> [Exercise prompt]: Return all entries precisely as they stand, without the images.

> [Rows]:
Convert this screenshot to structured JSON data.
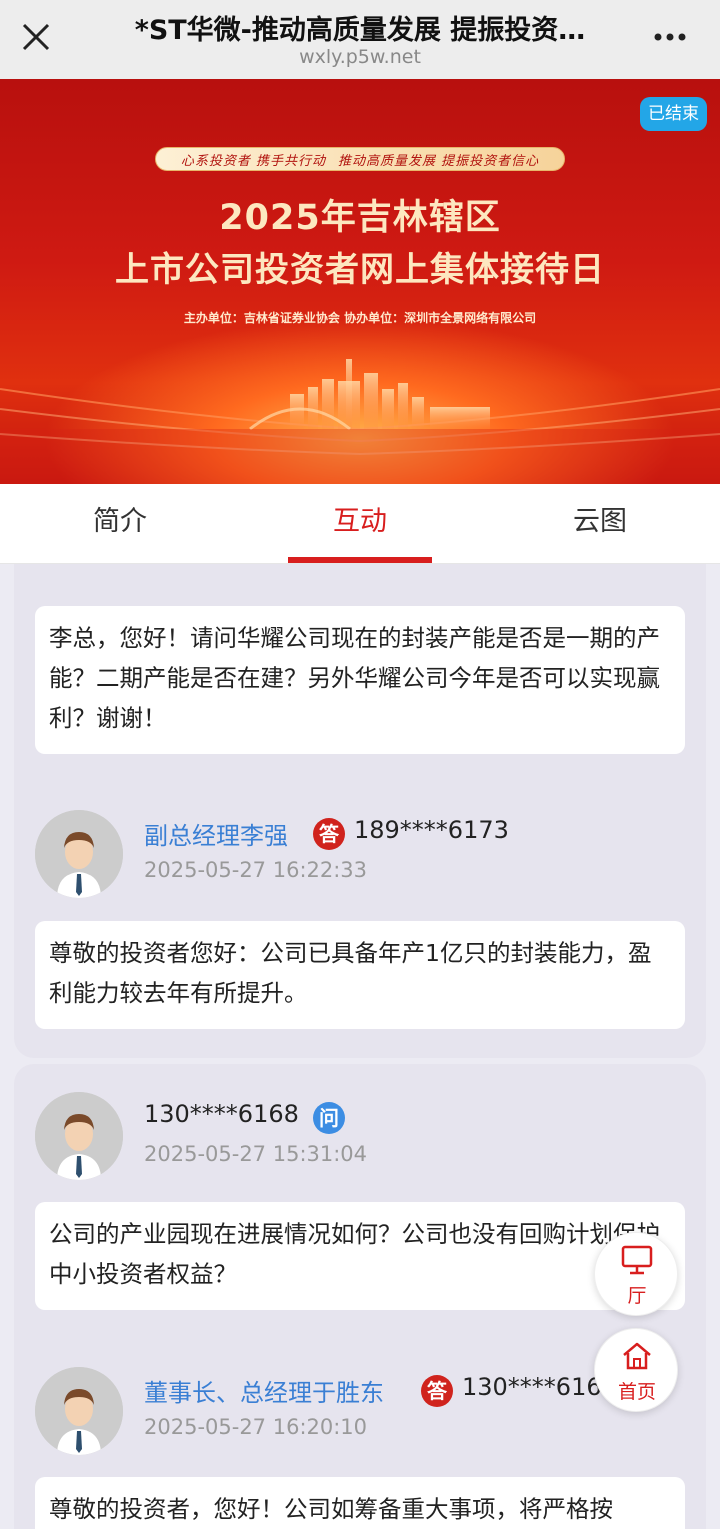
{
  "topbar": {
    "title": "*ST华微-推动高质量发展 提振投资…",
    "url": "wxly.p5w.net"
  },
  "banner": {
    "badge": "已结束",
    "slogan_left": "心系投资者 携手共行动",
    "slogan_right": "推动高质量发展 提振投资者信心",
    "title_line1": "2025年吉林辖区",
    "title_line2": "上市公司投资者网上集体接待日",
    "host": "主办单位：吉林省证券业协会    协办单位：深圳市全景网络有限公司"
  },
  "tabs": [
    {
      "label": "简介"
    },
    {
      "label": "互动"
    },
    {
      "label": "云图"
    }
  ],
  "feed": {
    "card1": {
      "question": "李总，您好！请问华耀公司现在的封装产能是否是一期的产能？二期产能是否在建？另外华耀公司今年是否可以实现赢利？谢谢！",
      "answer_user": "副总经理李强",
      "answer_tag": "答",
      "answer_phone": "189****6173",
      "answer_time": "2025-05-27 16:22:33",
      "answer": "尊敬的投资者您好：公司已具备年产1亿只的封装能力，盈利能力较去年有所提升。"
    },
    "card2": {
      "ask_phone": "130****6168",
      "ask_tag": "问",
      "ask_time": "2025-05-27 15:31:04",
      "question": "公司的产业园现在进展情况如何？公司也没有回购计划保护中小投资者权益？",
      "answer_user": "董事长、总经理于胜东",
      "answer_tag": "答",
      "answer_phone": "130****6168",
      "answer_time": "2025-05-27 16:20:10",
      "answer": "尊敬的投资者，您好！公司如筹备重大事项，将严格按"
    }
  },
  "fabs": {
    "hall": "厅",
    "home": "首页"
  },
  "colors": {
    "accent": "#d81e1e",
    "link_blue": "#3a7fd4",
    "badge_blue": "#23a6e7"
  }
}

> [Finished exercise]:
Convert this screenshot to structured JSON data.
{
  "topbar": {
    "title": "*ST华微-推动高质量发展 提振投资…",
    "url": "wxly.p5w.net"
  },
  "banner": {
    "badge": "已结束",
    "slogan_left": "心系投资者 携手共行动",
    "slogan_right": "推动高质量发展 提振投资者信心",
    "title_line1": "2025年吉林辖区",
    "title_line2": "上市公司投资者网上集体接待日",
    "host": "主办单位：吉林省证券业协会    协办单位：深圳市全景网络有限公司"
  },
  "tabs": [
    {
      "label": "简介"
    },
    {
      "label": "互动"
    },
    {
      "label": "云图"
    }
  ],
  "feed": {
    "card1": {
      "question": "李总，您好！请问华耀公司现在的封装产能是否是一期的产能？二期产能是否在建？另外华耀公司今年是否可以实现赢利？谢谢！",
      "answer_user": "副总经理李强",
      "answer_tag": "答",
      "answer_phone": "189****6173",
      "answer_time": "2025-05-27 16:22:33",
      "answer": "尊敬的投资者您好：公司已具备年产1亿只的封装能力，盈利能力较去年有所提升。"
    },
    "card2": {
      "ask_phone": "130****6168",
      "ask_tag": "问",
      "ask_time": "2025-05-27 15:31:04",
      "question": "公司的产业园现在进展情况如何？公司也没有回购计划保护中小投资者权益？",
      "answer_user": "董事长、总经理于胜东",
      "answer_tag": "答",
      "answer_phone": "130****6168",
      "answer_time": "2025-05-27 16:20:10",
      "answer": "尊敬的投资者，您好！公司如筹备重大事项，将严格按"
    }
  },
  "fabs": {
    "hall": "厅",
    "home": "首页"
  },
  "colors": {
    "accent": "#d81e1e",
    "link_blue": "#3a7fd4",
    "badge_blue": "#23a6e7"
  }
}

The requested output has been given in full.